__Work required__. Pick every line with "object" from the material below.

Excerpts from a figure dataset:
⁂

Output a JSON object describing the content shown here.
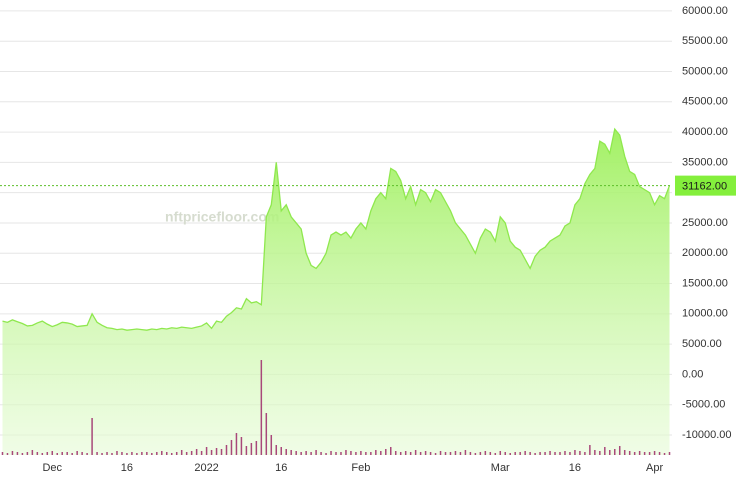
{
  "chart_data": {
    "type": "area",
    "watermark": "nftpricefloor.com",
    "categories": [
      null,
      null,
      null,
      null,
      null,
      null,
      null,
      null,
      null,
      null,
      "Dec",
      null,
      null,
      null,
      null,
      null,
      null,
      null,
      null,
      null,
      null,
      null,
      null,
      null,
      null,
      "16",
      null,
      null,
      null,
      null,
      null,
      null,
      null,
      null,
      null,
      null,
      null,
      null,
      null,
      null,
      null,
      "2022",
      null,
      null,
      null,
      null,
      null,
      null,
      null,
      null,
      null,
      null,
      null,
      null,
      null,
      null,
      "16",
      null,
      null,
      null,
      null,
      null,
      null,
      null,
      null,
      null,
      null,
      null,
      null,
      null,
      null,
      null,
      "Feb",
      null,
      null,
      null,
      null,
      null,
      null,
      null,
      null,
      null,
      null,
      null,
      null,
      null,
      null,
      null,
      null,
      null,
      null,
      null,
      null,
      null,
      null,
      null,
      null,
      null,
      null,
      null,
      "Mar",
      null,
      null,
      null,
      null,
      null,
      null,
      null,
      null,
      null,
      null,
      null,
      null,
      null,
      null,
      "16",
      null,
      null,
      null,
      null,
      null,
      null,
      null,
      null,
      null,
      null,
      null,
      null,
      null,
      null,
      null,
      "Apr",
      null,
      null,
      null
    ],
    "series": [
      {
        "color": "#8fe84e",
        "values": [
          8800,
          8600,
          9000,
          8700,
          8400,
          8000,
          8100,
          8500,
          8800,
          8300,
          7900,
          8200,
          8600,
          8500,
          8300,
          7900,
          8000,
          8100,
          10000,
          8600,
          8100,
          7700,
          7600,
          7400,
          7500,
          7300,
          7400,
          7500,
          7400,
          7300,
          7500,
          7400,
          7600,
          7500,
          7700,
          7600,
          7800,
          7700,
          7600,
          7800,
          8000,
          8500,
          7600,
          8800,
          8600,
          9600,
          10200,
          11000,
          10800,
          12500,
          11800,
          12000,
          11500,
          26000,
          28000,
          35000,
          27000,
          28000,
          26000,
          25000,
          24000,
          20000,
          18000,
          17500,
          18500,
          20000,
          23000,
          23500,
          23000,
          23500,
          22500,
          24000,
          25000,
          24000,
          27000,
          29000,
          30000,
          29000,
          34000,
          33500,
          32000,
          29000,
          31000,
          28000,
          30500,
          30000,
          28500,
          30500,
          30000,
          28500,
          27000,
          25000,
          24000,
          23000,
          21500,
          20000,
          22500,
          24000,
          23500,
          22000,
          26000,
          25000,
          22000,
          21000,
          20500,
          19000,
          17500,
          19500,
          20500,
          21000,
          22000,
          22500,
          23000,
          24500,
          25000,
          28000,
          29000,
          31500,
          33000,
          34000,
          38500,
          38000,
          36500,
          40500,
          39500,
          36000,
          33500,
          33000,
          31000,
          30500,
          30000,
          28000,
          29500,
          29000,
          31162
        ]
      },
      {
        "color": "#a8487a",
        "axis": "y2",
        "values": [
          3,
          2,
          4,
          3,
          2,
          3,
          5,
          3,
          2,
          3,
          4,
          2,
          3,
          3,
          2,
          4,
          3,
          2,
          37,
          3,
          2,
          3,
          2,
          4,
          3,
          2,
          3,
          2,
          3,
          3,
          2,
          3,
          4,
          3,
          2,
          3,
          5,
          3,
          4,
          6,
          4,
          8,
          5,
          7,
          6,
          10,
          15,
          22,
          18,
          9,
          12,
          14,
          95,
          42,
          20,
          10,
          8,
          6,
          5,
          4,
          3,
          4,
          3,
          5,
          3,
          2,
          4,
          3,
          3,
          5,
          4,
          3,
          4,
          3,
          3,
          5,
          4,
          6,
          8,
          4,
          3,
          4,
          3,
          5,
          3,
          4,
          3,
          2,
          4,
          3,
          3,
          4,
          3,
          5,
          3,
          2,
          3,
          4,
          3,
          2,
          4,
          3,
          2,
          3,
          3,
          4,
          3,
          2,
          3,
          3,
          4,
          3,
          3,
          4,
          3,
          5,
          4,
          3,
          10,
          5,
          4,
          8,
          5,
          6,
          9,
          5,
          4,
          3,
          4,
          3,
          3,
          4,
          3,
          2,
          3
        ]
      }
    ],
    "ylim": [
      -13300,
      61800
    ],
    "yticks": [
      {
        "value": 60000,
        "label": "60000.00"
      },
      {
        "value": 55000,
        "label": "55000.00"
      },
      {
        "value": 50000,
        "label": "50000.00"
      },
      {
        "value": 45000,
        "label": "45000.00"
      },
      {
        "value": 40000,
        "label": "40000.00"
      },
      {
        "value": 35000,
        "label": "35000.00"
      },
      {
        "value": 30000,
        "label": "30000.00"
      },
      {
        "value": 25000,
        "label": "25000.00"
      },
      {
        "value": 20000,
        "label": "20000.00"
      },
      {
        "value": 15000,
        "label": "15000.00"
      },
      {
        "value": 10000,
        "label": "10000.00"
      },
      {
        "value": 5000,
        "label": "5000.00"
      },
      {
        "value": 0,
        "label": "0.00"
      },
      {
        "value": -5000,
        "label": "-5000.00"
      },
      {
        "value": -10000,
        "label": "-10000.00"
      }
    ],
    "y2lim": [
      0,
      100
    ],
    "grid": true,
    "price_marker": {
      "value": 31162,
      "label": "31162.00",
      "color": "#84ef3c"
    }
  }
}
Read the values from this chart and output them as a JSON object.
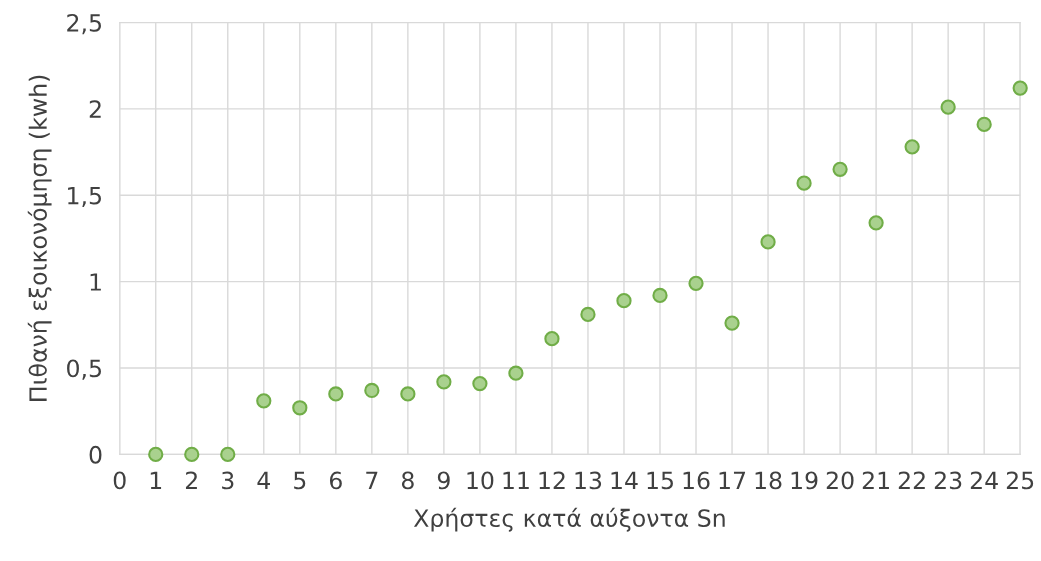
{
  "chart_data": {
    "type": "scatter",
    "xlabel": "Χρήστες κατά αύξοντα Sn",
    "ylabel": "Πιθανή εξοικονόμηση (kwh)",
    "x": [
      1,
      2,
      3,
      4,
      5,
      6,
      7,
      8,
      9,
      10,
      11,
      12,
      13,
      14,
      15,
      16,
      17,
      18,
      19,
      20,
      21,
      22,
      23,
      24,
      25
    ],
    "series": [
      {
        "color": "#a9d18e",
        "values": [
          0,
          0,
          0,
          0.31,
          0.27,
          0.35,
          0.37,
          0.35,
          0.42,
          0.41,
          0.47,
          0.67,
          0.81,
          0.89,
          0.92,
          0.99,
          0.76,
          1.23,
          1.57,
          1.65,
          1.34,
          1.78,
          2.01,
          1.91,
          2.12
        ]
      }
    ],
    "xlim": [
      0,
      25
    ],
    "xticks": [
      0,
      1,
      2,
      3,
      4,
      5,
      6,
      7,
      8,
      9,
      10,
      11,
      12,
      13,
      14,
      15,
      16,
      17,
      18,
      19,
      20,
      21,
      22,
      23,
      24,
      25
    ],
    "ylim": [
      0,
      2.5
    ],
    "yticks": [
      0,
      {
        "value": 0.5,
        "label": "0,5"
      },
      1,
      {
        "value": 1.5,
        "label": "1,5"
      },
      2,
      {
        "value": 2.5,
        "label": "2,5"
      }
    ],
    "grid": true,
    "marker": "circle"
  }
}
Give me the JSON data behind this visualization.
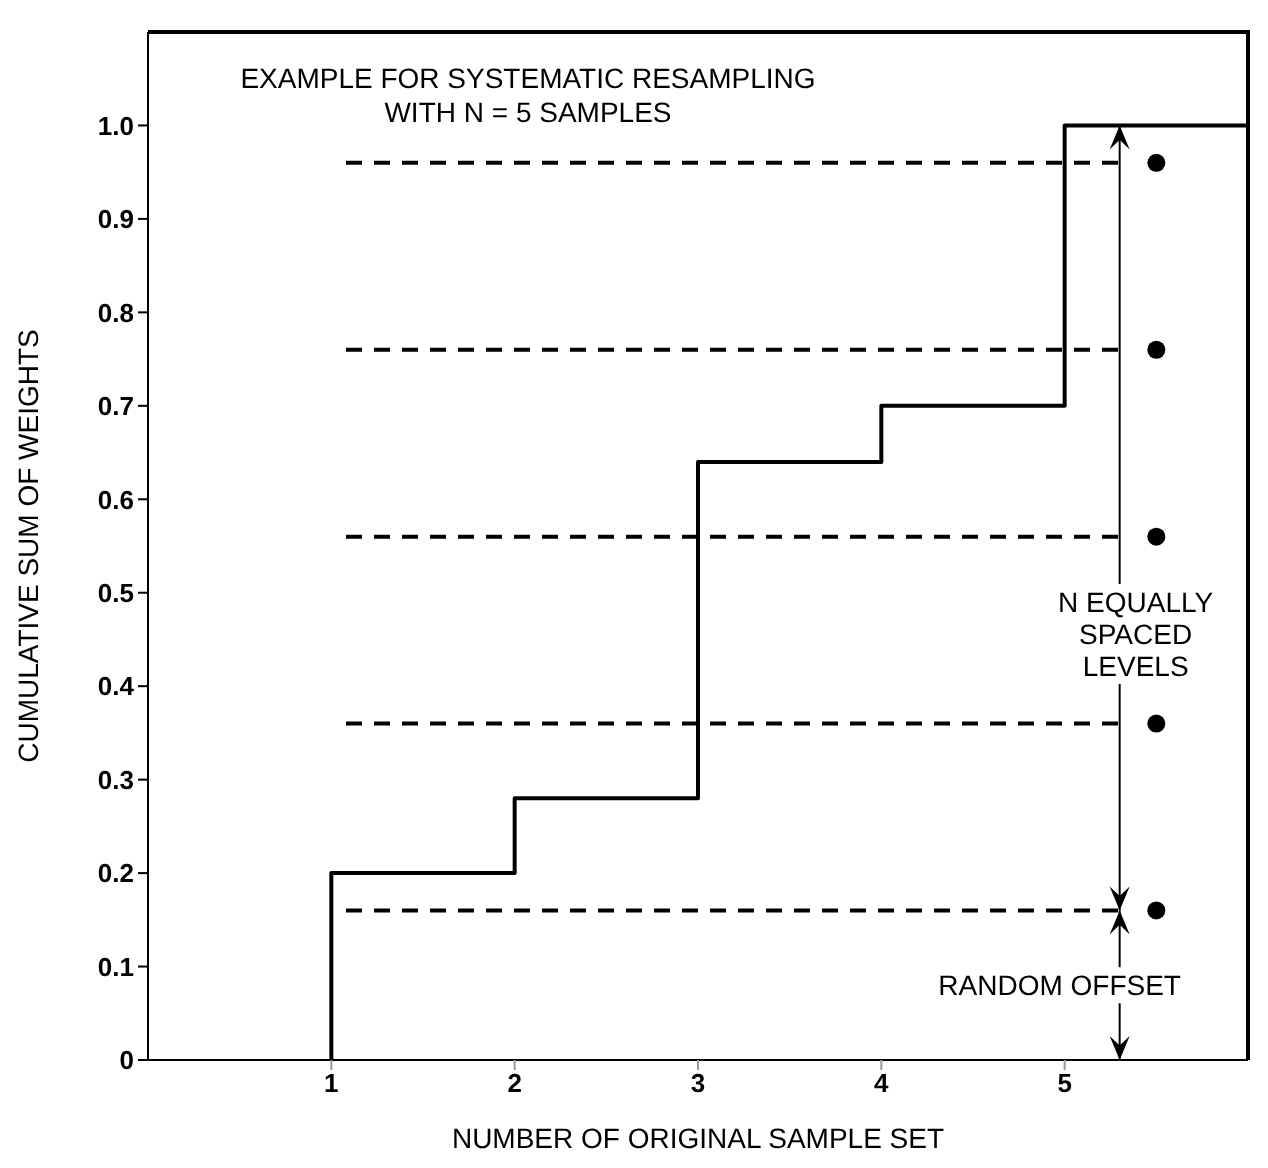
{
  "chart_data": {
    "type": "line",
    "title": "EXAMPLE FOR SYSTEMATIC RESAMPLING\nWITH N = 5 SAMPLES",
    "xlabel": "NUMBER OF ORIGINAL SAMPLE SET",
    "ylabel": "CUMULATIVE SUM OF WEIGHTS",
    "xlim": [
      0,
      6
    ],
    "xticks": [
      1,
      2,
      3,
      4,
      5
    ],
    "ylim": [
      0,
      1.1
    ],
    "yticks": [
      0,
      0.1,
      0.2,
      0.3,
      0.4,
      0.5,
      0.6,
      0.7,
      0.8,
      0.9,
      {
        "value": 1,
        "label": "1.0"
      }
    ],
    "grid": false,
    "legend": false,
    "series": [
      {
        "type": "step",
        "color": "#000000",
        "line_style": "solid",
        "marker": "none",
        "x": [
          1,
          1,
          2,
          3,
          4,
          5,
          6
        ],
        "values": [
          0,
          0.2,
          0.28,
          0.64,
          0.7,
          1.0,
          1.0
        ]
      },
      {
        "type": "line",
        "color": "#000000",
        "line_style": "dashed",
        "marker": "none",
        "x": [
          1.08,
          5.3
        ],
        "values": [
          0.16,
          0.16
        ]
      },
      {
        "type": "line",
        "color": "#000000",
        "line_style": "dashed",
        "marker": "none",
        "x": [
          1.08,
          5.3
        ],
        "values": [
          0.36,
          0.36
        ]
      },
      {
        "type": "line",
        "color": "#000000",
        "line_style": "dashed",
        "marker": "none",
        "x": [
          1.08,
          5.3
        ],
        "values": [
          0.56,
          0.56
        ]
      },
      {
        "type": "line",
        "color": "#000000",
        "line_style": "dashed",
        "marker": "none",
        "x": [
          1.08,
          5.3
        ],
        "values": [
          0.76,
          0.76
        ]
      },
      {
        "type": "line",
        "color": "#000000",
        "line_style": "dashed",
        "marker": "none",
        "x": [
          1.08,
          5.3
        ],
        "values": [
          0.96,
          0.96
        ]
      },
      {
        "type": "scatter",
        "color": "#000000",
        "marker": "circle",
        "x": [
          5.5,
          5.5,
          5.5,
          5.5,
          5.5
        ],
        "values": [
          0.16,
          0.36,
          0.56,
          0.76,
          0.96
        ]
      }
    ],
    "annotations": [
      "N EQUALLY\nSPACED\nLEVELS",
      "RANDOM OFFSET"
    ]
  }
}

⁂

__Response to the exercise__.
Output a JSON object describing the content shown here.
Read the values from this chart and output them as a JSON object.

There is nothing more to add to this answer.